Entries taken from a collection

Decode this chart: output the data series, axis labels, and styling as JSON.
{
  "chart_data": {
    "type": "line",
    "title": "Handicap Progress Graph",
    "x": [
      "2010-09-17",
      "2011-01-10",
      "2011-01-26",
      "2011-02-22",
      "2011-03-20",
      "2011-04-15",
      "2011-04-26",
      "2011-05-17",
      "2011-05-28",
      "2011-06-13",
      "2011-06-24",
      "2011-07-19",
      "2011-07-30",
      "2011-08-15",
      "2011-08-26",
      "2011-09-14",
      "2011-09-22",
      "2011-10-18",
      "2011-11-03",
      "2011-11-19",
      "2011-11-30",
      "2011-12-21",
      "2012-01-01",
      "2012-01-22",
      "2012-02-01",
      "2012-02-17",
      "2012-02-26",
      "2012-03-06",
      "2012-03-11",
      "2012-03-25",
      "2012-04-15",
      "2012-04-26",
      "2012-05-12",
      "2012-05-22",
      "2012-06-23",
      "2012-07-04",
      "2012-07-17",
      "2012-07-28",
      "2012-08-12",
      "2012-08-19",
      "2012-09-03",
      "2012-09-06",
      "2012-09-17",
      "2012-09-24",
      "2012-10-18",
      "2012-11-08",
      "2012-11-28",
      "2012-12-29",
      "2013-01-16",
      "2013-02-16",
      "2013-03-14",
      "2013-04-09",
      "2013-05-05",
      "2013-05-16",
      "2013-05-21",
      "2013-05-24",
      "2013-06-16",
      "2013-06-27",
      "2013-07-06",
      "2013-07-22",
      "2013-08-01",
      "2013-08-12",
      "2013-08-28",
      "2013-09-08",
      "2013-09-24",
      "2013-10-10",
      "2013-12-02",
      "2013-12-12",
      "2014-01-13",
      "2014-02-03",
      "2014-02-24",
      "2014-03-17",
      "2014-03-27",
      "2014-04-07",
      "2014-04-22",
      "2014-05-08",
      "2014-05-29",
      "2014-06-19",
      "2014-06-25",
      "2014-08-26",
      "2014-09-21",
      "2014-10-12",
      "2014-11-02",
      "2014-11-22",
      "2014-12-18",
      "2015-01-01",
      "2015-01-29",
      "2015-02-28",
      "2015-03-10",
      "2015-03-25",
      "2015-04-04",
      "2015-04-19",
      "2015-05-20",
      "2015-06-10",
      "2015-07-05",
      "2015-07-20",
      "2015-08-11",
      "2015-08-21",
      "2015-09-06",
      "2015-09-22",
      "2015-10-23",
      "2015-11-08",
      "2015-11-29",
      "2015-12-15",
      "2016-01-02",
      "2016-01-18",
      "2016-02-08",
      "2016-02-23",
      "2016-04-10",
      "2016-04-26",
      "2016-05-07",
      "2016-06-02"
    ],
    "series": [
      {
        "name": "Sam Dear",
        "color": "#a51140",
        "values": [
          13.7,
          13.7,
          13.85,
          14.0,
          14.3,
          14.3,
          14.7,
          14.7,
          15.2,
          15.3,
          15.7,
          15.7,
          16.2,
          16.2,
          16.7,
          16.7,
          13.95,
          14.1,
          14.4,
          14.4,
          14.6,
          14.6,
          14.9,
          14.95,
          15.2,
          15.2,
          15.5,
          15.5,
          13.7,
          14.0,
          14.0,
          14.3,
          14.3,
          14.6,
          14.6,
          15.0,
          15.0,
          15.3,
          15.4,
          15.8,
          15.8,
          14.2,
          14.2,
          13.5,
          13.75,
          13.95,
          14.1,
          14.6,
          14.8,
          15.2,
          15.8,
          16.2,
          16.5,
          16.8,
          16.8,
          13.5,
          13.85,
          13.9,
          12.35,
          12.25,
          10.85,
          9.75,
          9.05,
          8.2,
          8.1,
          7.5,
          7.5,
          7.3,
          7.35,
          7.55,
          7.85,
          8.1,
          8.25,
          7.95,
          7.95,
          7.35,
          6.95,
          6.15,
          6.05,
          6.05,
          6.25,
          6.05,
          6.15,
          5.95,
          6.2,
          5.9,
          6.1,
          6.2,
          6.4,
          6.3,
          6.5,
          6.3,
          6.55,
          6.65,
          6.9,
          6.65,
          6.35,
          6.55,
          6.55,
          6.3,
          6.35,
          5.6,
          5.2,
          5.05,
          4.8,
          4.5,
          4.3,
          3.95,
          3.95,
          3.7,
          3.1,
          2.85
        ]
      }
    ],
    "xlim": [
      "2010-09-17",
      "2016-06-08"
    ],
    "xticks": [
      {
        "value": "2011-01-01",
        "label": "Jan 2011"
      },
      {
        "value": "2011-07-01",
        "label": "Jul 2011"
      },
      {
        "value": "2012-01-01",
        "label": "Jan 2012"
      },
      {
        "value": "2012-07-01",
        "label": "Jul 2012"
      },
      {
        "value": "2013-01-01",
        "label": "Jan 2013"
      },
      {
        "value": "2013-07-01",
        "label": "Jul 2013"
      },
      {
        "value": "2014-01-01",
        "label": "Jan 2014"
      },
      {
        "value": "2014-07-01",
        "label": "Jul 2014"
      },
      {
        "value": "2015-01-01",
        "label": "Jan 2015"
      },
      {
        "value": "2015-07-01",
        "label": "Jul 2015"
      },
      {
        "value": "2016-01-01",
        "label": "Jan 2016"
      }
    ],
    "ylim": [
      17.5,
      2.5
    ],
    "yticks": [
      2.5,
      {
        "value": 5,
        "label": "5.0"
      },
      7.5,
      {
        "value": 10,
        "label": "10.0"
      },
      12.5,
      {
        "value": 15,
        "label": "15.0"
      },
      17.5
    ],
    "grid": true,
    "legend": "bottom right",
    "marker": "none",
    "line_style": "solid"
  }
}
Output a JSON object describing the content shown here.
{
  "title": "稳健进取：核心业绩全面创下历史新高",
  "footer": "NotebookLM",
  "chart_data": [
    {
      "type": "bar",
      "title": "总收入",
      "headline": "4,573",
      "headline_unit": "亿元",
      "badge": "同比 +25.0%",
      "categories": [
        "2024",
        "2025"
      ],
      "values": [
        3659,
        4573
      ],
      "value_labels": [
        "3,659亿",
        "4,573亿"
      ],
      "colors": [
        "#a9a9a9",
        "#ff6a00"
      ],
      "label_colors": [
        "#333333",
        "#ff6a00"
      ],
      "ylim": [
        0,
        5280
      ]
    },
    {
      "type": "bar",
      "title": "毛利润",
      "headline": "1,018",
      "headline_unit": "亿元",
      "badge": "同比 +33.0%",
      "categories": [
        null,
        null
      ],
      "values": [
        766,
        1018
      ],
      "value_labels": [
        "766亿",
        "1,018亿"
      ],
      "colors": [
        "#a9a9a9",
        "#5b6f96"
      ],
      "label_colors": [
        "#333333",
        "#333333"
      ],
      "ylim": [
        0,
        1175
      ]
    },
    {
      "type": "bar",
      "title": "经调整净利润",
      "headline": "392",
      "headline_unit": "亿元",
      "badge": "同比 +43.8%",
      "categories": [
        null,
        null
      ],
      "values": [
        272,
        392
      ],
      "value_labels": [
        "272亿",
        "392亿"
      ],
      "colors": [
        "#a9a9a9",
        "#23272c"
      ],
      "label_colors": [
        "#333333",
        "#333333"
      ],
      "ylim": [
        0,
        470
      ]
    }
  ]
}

#### Task goal:
Write out every line of the records exactly.

#### Output:
Decode this chart: output the data series, axis labels, and styling as JSON.
{
  "chart_data": {
    "type": "line",
    "title": "Handicap Progress Graph",
    "x": [
      "2010-09-17",
      "2011-01-10",
      "2011-01-26",
      "2011-02-22",
      "2011-03-20",
      "2011-04-15",
      "2011-04-26",
      "2011-05-17",
      "2011-05-28",
      "2011-06-13",
      "2011-06-24",
      "2011-07-19",
      "2011-07-30",
      "2011-08-15",
      "2011-08-26",
      "2011-09-14",
      "2011-09-22",
      "2011-10-18",
      "2011-11-03",
      "2011-11-19",
      "2011-11-30",
      "2011-12-21",
      "2012-01-01",
      "2012-01-22",
      "2012-02-01",
      "2012-02-17",
      "2012-02-26",
      "2012-03-06",
      "2012-03-11",
      "2012-03-25",
      "2012-04-15",
      "2012-04-26",
      "2012-05-12",
      "2012-05-22",
      "2012-06-23",
      "2012-07-04",
      "2012-07-17",
      "2012-07-28",
      "2012-08-12",
      "2012-08-19",
      "2012-09-03",
      "2012-09-06",
      "2012-09-17",
      "2012-09-24",
      "2012-10-18",
      "2012-11-08",
      "2012-11-28",
      "2012-12-29",
      "2013-01-16",
      "2013-02-16",
      "2013-03-14",
      "2013-04-09",
      "2013-05-05",
      "2013-05-16",
      "2013-05-21",
      "2013-05-24",
      "2013-06-16",
      "2013-06-27",
      "2013-07-06",
      "2013-07-22",
      "2013-08-01",
      "2013-08-12",
      "2013-08-28",
      "2013-09-08",
      "2013-09-24",
      "2013-10-10",
      "2013-12-02",
      "2013-12-12",
      "2014-01-13",
      "2014-02-03",
      "2014-02-24",
      "2014-03-17",
      "2014-03-27",
      "2014-04-07",
      "2014-04-22",
      "2014-05-08",
      "2014-05-29",
      "2014-06-19",
      "2014-06-25",
      "2014-08-26",
      "2014-09-21",
      "2014-10-12",
      "2014-11-02",
      "2014-11-22",
      "2014-12-18",
      "2015-01-01",
      "2015-01-29",
      "2015-02-28",
      "2015-03-10",
      "2015-03-25",
      "2015-04-04",
      "2015-04-19",
      "2015-05-20",
      "2015-06-10",
      "2015-07-05",
      "2015-07-20",
      "2015-08-11",
      "2015-08-21",
      "2015-09-06",
      "2015-09-22",
      "2015-10-23",
      "2015-11-08",
      "2015-11-29",
      "2015-12-15",
      "2016-01-02",
      "2016-01-18",
      "2016-02-08",
      "2016-02-23",
      "2016-04-10",
      "2016-04-26",
      "2016-05-07",
      "2016-06-02"
    ],
    "series": [
      {
        "name": "Sam Dear",
        "color": "#a51140",
        "values": [
          13.7,
          13.7,
          13.85,
          14.0,
          14.3,
          14.3,
          14.7,
          14.7,
          15.2,
          15.3,
          15.7,
          15.7,
          16.2,
          16.2,
          16.7,
          16.7,
          13.95,
          14.1,
          14.4,
          14.4,
          14.6,
          14.6,
          14.9,
          14.95,
          15.2,
          15.2,
          15.5,
          15.5,
          13.7,
          14.0,
          14.0,
          14.3,
          14.3,
          14.6,
          14.6,
          15.0,
          15.0,
          15.3,
          15.4,
          15.8,
          15.8,
          14.2,
          14.2,
          13.5,
          13.75,
          13.95,
          14.1,
          14.6,
          14.8,
          15.2,
          15.8,
          16.2,
          16.5,
          16.8,
          16.8,
          13.5,
          13.85,
          13.9,
          12.35,
          12.25,
          10.85,
          9.75,
          9.05,
          8.2,
          8.1,
          7.5,
          7.5,
          7.3,
          7.35,
          7.55,
          7.85,
          8.1,
          8.25,
          7.95,
          7.95,
          7.35,
          6.95,
          6.15,
          6.05,
          6.05,
          6.25,
          6.05,
          6.15,
          5.95,
          6.2,
          5.9,
          6.1,
          6.2,
          6.4,
          6.3,
          6.5,
          6.3,
          6.55,
          6.65,
          6.9,
          6.65,
          6.35,
          6.55,
          6.55,
          6.3,
          6.35,
          5.6,
          5.2,
          5.05,
          4.8,
          4.5,
          4.3,
          3.95,
          3.95,
          3.7,
          3.1,
          2.85
        ]
      }
    ],
    "xlim": [
      "2010-09-17",
      "2016-06-08"
    ],
    "xticks": [
      {
        "value": "2011-01-01",
        "label": "Jan 2011"
      },
      {
        "value": "2011-07-01",
        "label": "Jul 2011"
      },
      {
        "value": "2012-01-01",
        "label": "Jan 2012"
      },
      {
        "value": "2012-07-01",
        "label": "Jul 2012"
      },
      {
        "value": "2013-01-01",
        "label": "Jan 2013"
      },
      {
        "value": "2013-07-01",
        "label": "Jul 2013"
      },
      {
        "value": "2014-01-01",
        "label": "Jan 2014"
      },
      {
        "value": "2014-07-01",
        "label": "Jul 2014"
      },
      {
        "value": "2015-01-01",
        "label": "Jan 2015"
      },
      {
        "value": "2015-07-01",
        "label": "Jul 2015"
      },
      {
        "value": "2016-01-01",
        "label": "Jan 2016"
      }
    ],
    "ylim": [
      17.5,
      2.5
    ],
    "yticks": [
      2.5,
      {
        "value": 5,
        "label": "5.0"
      },
      7.5,
      {
        "value": 10,
        "label": "10.0"
      },
      12.5,
      {
        "value": 15,
        "label": "15.0"
      },
      17.5
    ],
    "grid": true,
    "legend": "bottom right",
    "marker": "none",
    "line_style": "solid"
  }
}
Output a JSON object describing the content shown here.
{
  "title": "稳健进取：核心业绩全面创下历史新高",
  "footer": "NotebookLM",
  "chart_data": [
    {
      "type": "bar",
      "title": "总收入",
      "headline": "4,573",
      "headline_unit": "亿元",
      "badge": "同比 +25.0%",
      "categories": [
        "2024",
        "2025"
      ],
      "values": [
        3659,
        4573
      ],
      "value_labels": [
        "3,659亿",
        "4,573亿"
      ],
      "colors": [
        "#a9a9a9",
        "#ff6a00"
      ],
      "label_colors": [
        "#333333",
        "#ff6a00"
      ],
      "ylim": [
        0,
        5280
      ]
    },
    {
      "type": "bar",
      "title": "毛利润",
      "headline": "1,018",
      "headline_unit": "亿元",
      "badge": "同比 +33.0%",
      "categories": [
        null,
        null
      ],
      "values": [
        766,
        1018
      ],
      "value_labels": [
        "766亿",
        "1,018亿"
      ],
      "colors": [
        "#a9a9a9",
        "#5b6f96"
      ],
      "label_colors": [
        "#333333",
        "#333333"
      ],
      "ylim": [
        0,
        1175
      ]
    },
    {
      "type": "bar",
      "title": "经调整净利润",
      "headline": "392",
      "headline_unit": "亿元",
      "badge": "同比 +43.8%",
      "categories": [
        null,
        null
      ],
      "values": [
        272,
        392
      ],
      "value_labels": [
        "272亿",
        "392亿"
      ],
      "colors": [
        "#a9a9a9",
        "#23272c"
      ],
      "label_colors": [
        "#333333",
        "#333333"
      ],
      "ylim": [
        0,
        470
      ]
    }
  ]
}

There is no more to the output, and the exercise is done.